BEGIN SOURCE RECORDS

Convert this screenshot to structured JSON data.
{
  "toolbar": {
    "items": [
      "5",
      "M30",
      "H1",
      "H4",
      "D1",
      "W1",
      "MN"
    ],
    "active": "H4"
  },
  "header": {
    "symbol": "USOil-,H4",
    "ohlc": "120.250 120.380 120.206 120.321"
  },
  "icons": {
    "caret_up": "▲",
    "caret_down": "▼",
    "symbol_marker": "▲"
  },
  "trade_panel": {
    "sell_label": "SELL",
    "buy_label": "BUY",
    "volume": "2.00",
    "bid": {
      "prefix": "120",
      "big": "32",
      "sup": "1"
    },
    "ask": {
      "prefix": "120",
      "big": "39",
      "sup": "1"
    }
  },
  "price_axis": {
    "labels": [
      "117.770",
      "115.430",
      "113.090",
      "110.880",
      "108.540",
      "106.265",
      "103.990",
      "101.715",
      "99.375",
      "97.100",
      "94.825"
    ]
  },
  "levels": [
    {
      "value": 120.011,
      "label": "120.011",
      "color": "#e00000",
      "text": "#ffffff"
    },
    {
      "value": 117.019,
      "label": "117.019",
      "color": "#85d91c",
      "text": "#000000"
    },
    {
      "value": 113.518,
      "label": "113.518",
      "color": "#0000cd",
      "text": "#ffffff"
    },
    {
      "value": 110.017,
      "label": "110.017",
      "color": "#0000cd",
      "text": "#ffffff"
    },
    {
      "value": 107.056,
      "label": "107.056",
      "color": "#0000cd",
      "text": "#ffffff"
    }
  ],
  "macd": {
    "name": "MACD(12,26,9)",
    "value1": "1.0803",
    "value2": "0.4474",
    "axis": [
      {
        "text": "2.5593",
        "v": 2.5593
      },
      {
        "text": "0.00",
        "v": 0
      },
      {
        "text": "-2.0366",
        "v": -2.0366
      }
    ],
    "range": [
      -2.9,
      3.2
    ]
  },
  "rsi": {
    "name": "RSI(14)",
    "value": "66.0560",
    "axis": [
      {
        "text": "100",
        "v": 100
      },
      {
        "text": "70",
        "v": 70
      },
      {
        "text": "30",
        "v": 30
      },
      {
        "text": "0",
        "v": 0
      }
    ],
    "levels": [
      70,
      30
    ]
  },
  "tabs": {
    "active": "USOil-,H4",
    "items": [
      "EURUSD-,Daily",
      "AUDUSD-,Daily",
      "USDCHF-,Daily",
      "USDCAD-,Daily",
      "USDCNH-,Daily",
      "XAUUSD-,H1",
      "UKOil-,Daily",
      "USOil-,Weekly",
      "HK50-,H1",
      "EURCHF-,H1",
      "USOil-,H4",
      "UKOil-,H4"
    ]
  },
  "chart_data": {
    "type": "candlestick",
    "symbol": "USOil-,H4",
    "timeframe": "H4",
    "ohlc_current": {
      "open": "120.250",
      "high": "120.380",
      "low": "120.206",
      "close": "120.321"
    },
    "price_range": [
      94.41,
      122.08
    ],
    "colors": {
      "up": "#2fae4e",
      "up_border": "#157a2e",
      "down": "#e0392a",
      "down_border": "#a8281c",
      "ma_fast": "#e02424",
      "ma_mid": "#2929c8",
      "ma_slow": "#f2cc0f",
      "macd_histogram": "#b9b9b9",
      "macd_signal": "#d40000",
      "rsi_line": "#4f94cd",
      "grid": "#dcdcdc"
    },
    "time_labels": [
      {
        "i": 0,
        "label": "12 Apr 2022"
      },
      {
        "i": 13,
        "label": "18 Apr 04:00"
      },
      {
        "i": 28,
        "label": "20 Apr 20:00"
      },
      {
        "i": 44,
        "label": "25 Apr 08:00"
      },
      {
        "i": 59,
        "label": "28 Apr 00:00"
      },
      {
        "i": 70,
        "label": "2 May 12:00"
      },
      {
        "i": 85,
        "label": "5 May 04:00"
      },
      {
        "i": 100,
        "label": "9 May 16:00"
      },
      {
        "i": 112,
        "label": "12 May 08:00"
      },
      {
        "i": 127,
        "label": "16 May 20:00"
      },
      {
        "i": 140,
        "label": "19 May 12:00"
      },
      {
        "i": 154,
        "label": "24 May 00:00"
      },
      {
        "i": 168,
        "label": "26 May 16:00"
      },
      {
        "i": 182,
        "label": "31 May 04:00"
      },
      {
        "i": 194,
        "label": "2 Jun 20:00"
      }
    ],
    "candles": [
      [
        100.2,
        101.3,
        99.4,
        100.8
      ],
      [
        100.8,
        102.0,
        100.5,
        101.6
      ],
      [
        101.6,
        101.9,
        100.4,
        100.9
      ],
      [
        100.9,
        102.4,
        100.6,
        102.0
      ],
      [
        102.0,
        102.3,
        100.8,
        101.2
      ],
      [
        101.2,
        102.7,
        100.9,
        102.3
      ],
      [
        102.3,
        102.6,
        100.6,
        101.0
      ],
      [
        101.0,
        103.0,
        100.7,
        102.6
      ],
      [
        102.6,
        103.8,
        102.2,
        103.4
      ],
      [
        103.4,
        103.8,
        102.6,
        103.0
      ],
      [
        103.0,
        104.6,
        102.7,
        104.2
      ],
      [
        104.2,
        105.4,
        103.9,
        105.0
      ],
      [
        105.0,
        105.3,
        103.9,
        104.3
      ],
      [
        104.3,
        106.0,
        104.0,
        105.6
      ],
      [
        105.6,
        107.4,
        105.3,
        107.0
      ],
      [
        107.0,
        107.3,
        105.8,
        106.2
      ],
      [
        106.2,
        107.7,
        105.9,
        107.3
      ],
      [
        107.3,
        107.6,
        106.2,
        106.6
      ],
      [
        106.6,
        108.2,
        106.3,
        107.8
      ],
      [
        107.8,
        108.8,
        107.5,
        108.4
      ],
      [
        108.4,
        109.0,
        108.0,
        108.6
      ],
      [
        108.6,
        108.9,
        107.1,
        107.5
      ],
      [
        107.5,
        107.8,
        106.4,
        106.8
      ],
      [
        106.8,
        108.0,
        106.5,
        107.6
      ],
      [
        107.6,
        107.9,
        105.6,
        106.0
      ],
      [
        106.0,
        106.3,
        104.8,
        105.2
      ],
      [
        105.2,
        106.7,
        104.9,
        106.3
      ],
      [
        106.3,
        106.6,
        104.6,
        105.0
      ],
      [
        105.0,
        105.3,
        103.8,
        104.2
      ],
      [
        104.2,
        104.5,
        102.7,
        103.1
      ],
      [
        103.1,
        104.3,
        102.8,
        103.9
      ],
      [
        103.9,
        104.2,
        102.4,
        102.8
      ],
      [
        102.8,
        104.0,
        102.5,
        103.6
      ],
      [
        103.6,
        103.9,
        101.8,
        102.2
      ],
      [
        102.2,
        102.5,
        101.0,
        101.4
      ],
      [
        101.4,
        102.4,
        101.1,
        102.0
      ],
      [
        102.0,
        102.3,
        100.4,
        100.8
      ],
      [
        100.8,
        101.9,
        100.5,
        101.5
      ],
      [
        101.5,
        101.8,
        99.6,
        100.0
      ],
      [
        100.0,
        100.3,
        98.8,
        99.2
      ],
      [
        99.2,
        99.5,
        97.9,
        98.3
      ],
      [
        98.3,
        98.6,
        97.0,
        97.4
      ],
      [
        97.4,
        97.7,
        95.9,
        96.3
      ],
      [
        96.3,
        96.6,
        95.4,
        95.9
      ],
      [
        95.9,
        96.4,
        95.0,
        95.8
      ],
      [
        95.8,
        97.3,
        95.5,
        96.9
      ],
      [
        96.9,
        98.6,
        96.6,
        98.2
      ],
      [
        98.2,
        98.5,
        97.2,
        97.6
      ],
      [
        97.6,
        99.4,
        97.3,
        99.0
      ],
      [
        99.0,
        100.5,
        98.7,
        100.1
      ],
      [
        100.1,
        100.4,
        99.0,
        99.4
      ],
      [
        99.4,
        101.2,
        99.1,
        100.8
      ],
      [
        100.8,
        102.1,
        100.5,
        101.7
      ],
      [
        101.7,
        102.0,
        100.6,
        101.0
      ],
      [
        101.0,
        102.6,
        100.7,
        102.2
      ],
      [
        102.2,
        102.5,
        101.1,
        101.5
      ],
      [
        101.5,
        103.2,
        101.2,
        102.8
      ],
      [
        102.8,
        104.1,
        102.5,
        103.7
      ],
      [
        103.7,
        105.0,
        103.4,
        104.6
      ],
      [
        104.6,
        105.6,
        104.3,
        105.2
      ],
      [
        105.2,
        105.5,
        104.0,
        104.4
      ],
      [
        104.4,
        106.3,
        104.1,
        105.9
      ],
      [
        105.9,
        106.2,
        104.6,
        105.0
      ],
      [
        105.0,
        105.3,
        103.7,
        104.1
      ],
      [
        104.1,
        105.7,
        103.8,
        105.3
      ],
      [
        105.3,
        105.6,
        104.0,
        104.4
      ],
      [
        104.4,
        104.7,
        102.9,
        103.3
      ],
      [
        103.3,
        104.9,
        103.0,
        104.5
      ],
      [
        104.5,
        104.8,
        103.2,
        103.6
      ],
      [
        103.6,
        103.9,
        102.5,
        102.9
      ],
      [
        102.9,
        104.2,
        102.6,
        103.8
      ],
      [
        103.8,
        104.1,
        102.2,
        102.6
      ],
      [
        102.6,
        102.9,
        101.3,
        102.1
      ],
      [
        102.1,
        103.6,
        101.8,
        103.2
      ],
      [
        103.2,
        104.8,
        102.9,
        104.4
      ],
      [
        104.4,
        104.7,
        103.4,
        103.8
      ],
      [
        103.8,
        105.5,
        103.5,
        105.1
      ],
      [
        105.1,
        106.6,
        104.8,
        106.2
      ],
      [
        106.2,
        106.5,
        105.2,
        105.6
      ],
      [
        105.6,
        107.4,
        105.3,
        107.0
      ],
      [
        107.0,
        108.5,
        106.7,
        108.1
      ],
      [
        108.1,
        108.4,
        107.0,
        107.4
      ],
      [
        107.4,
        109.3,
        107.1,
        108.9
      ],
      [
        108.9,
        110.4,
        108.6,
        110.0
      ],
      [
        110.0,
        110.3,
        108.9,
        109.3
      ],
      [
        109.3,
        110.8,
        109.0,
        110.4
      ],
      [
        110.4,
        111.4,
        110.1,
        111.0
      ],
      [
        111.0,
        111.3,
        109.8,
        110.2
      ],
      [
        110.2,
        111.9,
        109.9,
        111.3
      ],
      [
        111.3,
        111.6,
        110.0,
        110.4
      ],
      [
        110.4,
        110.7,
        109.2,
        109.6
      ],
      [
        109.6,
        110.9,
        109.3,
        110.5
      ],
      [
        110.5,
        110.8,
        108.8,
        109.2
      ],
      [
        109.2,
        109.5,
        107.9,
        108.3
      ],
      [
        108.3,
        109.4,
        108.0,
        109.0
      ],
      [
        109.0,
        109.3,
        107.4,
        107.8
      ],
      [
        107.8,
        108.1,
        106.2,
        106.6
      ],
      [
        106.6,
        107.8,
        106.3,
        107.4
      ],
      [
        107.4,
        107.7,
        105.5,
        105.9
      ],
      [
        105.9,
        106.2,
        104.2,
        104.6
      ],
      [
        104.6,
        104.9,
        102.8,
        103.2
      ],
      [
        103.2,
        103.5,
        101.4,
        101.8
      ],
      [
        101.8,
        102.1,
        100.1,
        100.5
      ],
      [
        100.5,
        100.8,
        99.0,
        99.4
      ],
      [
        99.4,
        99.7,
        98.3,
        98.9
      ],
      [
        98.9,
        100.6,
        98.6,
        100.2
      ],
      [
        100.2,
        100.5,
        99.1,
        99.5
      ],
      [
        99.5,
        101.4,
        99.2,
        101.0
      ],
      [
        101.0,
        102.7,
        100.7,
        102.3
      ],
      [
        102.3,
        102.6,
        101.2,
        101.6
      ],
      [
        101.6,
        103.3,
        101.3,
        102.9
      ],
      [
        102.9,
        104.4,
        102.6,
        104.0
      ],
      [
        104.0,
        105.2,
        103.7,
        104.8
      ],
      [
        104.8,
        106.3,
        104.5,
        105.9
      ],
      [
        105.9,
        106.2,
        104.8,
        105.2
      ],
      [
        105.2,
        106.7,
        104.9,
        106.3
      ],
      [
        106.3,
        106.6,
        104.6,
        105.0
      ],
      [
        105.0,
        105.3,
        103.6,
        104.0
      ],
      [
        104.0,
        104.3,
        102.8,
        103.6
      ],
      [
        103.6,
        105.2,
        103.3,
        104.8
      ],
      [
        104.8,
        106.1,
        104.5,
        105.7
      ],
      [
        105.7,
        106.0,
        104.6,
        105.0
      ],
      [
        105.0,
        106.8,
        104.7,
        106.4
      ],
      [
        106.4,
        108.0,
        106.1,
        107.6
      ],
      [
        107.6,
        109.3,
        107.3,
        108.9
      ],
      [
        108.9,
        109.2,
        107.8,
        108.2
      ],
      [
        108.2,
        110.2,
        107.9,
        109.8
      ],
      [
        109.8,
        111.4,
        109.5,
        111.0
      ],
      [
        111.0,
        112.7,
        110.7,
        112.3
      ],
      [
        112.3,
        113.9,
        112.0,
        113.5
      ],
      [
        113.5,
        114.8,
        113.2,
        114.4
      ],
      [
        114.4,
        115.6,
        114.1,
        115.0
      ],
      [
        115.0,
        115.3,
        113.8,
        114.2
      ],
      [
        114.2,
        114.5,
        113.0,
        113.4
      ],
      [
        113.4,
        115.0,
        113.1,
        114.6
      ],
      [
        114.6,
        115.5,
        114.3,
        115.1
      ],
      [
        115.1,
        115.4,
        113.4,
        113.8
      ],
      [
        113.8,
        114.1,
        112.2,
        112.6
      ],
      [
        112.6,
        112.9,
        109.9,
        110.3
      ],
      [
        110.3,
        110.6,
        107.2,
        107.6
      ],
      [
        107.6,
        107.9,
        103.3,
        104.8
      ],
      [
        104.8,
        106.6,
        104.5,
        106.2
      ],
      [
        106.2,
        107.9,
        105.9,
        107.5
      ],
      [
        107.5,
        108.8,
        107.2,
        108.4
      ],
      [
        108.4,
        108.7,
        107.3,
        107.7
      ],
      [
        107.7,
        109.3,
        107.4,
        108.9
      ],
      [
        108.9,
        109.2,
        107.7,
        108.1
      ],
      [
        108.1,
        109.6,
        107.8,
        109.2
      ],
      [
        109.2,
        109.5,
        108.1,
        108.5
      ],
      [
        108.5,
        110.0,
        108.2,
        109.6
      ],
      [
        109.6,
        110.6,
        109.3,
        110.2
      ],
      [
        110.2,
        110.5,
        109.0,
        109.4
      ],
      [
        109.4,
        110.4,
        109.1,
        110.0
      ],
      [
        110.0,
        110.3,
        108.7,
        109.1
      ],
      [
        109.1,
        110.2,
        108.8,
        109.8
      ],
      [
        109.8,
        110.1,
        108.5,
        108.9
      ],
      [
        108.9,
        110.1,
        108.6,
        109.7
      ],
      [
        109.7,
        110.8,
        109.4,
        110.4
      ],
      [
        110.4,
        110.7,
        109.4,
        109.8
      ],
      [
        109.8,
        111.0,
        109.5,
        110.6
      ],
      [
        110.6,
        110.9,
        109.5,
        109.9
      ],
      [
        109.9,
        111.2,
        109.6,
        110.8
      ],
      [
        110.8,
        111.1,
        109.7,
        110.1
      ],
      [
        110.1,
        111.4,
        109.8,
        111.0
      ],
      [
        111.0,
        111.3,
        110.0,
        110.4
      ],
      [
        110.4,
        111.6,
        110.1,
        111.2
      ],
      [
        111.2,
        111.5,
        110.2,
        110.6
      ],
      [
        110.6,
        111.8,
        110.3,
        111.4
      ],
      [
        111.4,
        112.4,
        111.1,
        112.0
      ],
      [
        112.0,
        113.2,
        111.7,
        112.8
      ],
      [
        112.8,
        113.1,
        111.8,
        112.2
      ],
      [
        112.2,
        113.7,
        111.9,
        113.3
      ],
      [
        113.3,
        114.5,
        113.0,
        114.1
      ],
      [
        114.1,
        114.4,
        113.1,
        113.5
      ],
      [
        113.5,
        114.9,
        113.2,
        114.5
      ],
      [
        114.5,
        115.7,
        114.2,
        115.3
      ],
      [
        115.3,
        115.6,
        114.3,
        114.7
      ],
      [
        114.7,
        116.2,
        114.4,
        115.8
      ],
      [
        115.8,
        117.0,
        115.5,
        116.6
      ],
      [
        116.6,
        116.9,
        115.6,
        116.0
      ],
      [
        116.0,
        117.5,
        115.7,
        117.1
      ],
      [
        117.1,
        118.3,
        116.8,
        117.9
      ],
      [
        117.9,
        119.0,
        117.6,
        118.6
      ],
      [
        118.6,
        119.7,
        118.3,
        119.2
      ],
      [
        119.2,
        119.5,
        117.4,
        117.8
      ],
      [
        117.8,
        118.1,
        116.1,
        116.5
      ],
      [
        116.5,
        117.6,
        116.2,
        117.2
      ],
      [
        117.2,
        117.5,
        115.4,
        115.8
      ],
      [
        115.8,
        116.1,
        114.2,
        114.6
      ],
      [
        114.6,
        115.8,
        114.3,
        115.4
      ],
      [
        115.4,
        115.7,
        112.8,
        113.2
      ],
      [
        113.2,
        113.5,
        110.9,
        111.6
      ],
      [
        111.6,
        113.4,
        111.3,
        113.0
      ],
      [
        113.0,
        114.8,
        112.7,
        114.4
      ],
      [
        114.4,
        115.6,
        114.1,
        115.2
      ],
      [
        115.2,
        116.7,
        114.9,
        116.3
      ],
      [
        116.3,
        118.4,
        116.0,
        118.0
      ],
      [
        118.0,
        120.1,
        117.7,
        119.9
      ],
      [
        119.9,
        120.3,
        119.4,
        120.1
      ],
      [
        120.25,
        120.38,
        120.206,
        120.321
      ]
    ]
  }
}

END SOURCE RECORDS

** EXERCISE INSTRUCTIONS **
Copy every line of the entries above in which "USOil" occurs.

** TASK RESPONSE **
    "symbol": "USOil-,H4",
    "active": "USOil-,H4",
      "USOil-,Weekly",
      "USOil-,H4",
    "symbol": "USOil-,H4",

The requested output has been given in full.